• **RECORDS SUPPLIED**:
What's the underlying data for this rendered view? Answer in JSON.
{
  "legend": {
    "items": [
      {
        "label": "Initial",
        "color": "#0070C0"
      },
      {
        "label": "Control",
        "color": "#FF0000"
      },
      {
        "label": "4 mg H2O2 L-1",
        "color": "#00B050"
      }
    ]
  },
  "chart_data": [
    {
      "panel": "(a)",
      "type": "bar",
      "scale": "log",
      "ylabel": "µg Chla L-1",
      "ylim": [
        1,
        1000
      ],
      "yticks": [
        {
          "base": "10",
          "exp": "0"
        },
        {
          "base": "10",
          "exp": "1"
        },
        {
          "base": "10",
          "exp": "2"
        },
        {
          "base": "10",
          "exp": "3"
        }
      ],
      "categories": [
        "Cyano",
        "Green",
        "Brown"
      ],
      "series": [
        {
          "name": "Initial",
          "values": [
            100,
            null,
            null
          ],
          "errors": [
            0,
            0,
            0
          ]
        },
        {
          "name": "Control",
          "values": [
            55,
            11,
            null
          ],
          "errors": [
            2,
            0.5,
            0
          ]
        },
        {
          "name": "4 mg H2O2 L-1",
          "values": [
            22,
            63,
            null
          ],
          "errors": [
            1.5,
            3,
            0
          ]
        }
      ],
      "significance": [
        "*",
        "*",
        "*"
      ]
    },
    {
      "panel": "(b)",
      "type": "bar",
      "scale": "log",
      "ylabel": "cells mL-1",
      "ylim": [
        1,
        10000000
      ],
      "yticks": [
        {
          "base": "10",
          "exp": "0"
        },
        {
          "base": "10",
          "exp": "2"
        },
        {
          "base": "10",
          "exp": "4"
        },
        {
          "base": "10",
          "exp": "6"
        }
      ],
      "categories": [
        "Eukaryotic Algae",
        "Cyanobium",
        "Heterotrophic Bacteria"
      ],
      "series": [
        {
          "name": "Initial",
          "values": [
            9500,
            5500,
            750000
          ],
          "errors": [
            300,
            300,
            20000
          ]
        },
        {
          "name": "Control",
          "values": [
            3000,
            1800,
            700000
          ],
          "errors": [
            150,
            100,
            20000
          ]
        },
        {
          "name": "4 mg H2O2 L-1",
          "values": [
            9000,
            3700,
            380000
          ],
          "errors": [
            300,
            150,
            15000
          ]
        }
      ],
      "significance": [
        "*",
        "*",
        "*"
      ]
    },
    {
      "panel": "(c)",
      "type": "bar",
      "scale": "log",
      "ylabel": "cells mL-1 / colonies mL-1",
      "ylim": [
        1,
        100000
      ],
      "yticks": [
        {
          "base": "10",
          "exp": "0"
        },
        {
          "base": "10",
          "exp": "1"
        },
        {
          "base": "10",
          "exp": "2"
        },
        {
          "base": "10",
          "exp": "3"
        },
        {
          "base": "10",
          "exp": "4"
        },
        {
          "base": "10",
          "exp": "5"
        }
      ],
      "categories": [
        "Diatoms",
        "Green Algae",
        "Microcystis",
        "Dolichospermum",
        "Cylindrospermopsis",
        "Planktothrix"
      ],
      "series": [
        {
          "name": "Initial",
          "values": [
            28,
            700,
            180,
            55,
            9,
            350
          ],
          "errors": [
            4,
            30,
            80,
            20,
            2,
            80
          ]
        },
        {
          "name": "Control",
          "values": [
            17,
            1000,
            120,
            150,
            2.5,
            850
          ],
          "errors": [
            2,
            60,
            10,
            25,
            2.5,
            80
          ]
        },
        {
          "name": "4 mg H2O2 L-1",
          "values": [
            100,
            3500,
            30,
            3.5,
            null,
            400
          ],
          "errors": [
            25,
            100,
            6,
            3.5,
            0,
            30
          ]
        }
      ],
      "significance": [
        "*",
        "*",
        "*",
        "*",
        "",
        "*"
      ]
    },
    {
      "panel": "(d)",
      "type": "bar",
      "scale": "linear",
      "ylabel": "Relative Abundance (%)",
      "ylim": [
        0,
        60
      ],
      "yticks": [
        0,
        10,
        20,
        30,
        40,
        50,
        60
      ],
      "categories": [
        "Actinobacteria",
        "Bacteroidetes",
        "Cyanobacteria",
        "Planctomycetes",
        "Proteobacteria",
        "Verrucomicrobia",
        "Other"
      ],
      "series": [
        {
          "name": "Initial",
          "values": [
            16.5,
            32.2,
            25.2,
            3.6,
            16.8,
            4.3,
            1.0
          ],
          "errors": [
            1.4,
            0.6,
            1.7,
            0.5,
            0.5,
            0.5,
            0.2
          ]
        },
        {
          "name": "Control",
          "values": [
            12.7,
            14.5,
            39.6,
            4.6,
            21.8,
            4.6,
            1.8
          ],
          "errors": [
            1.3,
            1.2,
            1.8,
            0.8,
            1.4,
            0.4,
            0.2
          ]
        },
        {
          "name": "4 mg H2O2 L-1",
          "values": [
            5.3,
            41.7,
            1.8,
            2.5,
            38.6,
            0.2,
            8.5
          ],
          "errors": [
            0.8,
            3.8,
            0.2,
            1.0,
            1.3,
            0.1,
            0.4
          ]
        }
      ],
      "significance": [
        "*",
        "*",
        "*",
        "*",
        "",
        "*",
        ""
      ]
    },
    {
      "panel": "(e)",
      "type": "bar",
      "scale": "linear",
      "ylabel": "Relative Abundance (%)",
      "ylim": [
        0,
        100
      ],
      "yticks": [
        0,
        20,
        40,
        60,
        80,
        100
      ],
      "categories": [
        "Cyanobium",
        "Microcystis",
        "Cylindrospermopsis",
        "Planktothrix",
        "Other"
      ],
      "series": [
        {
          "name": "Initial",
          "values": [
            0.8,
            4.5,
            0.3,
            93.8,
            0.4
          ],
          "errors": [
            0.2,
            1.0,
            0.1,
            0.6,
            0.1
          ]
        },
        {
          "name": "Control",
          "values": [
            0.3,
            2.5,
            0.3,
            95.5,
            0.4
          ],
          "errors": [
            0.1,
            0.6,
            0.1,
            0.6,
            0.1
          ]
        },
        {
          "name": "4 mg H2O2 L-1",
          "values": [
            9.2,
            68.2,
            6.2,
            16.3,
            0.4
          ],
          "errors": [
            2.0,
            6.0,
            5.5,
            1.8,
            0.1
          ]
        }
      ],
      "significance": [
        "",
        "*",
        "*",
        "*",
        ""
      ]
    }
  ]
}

• **WHAT YOU ARE ASKED TO DO**: Down to the last character, restate every record.

• **YOUR SOLUTION**:
What's the underlying data for this rendered view? Answer in JSON.
{
  "legend": {
    "items": [
      {
        "label": "Initial",
        "color": "#0070C0"
      },
      {
        "label": "Control",
        "color": "#FF0000"
      },
      {
        "label": "4 mg H2O2 L-1",
        "color": "#00B050"
      }
    ]
  },
  "chart_data": [
    {
      "panel": "(a)",
      "type": "bar",
      "scale": "log",
      "ylabel": "µg Chla L-1",
      "ylim": [
        1,
        1000
      ],
      "yticks": [
        {
          "base": "10",
          "exp": "0"
        },
        {
          "base": "10",
          "exp": "1"
        },
        {
          "base": "10",
          "exp": "2"
        },
        {
          "base": "10",
          "exp": "3"
        }
      ],
      "categories": [
        "Cyano",
        "Green",
        "Brown"
      ],
      "series": [
        {
          "name": "Initial",
          "values": [
            100,
            null,
            null
          ],
          "errors": [
            0,
            0,
            0
          ]
        },
        {
          "name": "Control",
          "values": [
            55,
            11,
            null
          ],
          "errors": [
            2,
            0.5,
            0
          ]
        },
        {
          "name": "4 mg H2O2 L-1",
          "values": [
            22,
            63,
            null
          ],
          "errors": [
            1.5,
            3,
            0
          ]
        }
      ],
      "significance": [
        "*",
        "*",
        "*"
      ]
    },
    {
      "panel": "(b)",
      "type": "bar",
      "scale": "log",
      "ylabel": "cells mL-1",
      "ylim": [
        1,
        10000000
      ],
      "yticks": [
        {
          "base": "10",
          "exp": "0"
        },
        {
          "base": "10",
          "exp": "2"
        },
        {
          "base": "10",
          "exp": "4"
        },
        {
          "base": "10",
          "exp": "6"
        }
      ],
      "categories": [
        "Eukaryotic Algae",
        "Cyanobium",
        "Heterotrophic Bacteria"
      ],
      "series": [
        {
          "name": "Initial",
          "values": [
            9500,
            5500,
            750000
          ],
          "errors": [
            300,
            300,
            20000
          ]
        },
        {
          "name": "Control",
          "values": [
            3000,
            1800,
            700000
          ],
          "errors": [
            150,
            100,
            20000
          ]
        },
        {
          "name": "4 mg H2O2 L-1",
          "values": [
            9000,
            3700,
            380000
          ],
          "errors": [
            300,
            150,
            15000
          ]
        }
      ],
      "significance": [
        "*",
        "*",
        "*"
      ]
    },
    {
      "panel": "(c)",
      "type": "bar",
      "scale": "log",
      "ylabel": "cells mL-1 / colonies mL-1",
      "ylim": [
        1,
        100000
      ],
      "yticks": [
        {
          "base": "10",
          "exp": "0"
        },
        {
          "base": "10",
          "exp": "1"
        },
        {
          "base": "10",
          "exp": "2"
        },
        {
          "base": "10",
          "exp": "3"
        },
        {
          "base": "10",
          "exp": "4"
        },
        {
          "base": "10",
          "exp": "5"
        }
      ],
      "categories": [
        "Diatoms",
        "Green Algae",
        "Microcystis",
        "Dolichospermum",
        "Cylindrospermopsis",
        "Planktothrix"
      ],
      "series": [
        {
          "name": "Initial",
          "values": [
            28,
            700,
            180,
            55,
            9,
            350
          ],
          "errors": [
            4,
            30,
            80,
            20,
            2,
            80
          ]
        },
        {
          "name": "Control",
          "values": [
            17,
            1000,
            120,
            150,
            2.5,
            850
          ],
          "errors": [
            2,
            60,
            10,
            25,
            2.5,
            80
          ]
        },
        {
          "name": "4 mg H2O2 L-1",
          "values": [
            100,
            3500,
            30,
            3.5,
            null,
            400
          ],
          "errors": [
            25,
            100,
            6,
            3.5,
            0,
            30
          ]
        }
      ],
      "significance": [
        "*",
        "*",
        "*",
        "*",
        "",
        "*"
      ]
    },
    {
      "panel": "(d)",
      "type": "bar",
      "scale": "linear",
      "ylabel": "Relative Abundance (%)",
      "ylim": [
        0,
        60
      ],
      "yticks": [
        0,
        10,
        20,
        30,
        40,
        50,
        60
      ],
      "categories": [
        "Actinobacteria",
        "Bacteroidetes",
        "Cyanobacteria",
        "Planctomycetes",
        "Proteobacteria",
        "Verrucomicrobia",
        "Other"
      ],
      "series": [
        {
          "name": "Initial",
          "values": [
            16.5,
            32.2,
            25.2,
            3.6,
            16.8,
            4.3,
            1.0
          ],
          "errors": [
            1.4,
            0.6,
            1.7,
            0.5,
            0.5,
            0.5,
            0.2
          ]
        },
        {
          "name": "Control",
          "values": [
            12.7,
            14.5,
            39.6,
            4.6,
            21.8,
            4.6,
            1.8
          ],
          "errors": [
            1.3,
            1.2,
            1.8,
            0.8,
            1.4,
            0.4,
            0.2
          ]
        },
        {
          "name": "4 mg H2O2 L-1",
          "values": [
            5.3,
            41.7,
            1.8,
            2.5,
            38.6,
            0.2,
            8.5
          ],
          "errors": [
            0.8,
            3.8,
            0.2,
            1.0,
            1.3,
            0.1,
            0.4
          ]
        }
      ],
      "significance": [
        "*",
        "*",
        "*",
        "*",
        "",
        "*",
        ""
      ]
    },
    {
      "panel": "(e)",
      "type": "bar",
      "scale": "linear",
      "ylabel": "Relative Abundance (%)",
      "ylim": [
        0,
        100
      ],
      "yticks": [
        0,
        20,
        40,
        60,
        80,
        100
      ],
      "categories": [
        "Cyanobium",
        "Microcystis",
        "Cylindrospermopsis",
        "Planktothrix",
        "Other"
      ],
      "series": [
        {
          "name": "Initial",
          "values": [
            0.8,
            4.5,
            0.3,
            93.8,
            0.4
          ],
          "errors": [
            0.2,
            1.0,
            0.1,
            0.6,
            0.1
          ]
        },
        {
          "name": "Control",
          "values": [
            0.3,
            2.5,
            0.3,
            95.5,
            0.4
          ],
          "errors": [
            0.1,
            0.6,
            0.1,
            0.6,
            0.1
          ]
        },
        {
          "name": "4 mg H2O2 L-1",
          "values": [
            9.2,
            68.2,
            6.2,
            16.3,
            0.4
          ],
          "errors": [
            2.0,
            6.0,
            5.5,
            1.8,
            0.1
          ]
        }
      ],
      "significance": [
        "",
        "*",
        "*",
        "*",
        ""
      ]
    }
  ]
}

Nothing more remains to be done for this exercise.